### WRITTEN REQUEST
Swap "Reply" for "Respond" in each of the rows below, keeping everything else the same.

Element and region data
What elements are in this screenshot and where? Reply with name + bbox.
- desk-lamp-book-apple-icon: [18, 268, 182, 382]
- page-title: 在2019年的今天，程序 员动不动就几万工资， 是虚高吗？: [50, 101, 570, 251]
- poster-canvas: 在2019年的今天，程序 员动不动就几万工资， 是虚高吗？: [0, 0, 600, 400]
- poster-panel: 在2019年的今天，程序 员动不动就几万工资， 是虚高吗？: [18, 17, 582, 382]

### COMPLETE RESPONSE
What elements are in this screenshot and where? Respond with name + bbox.
- desk-lamp-book-apple-icon: [18, 268, 182, 382]
- page-title: 在2019年的今天，程序 员动不动就几万工资， 是虚高吗？: [50, 101, 570, 251]
- poster-canvas: 在2019年的今天，程序 员动不动就几万工资， 是虚高吗？: [0, 0, 600, 400]
- poster-panel: 在2019年的今天，程序 员动不动就几万工资， 是虚高吗？: [18, 17, 582, 382]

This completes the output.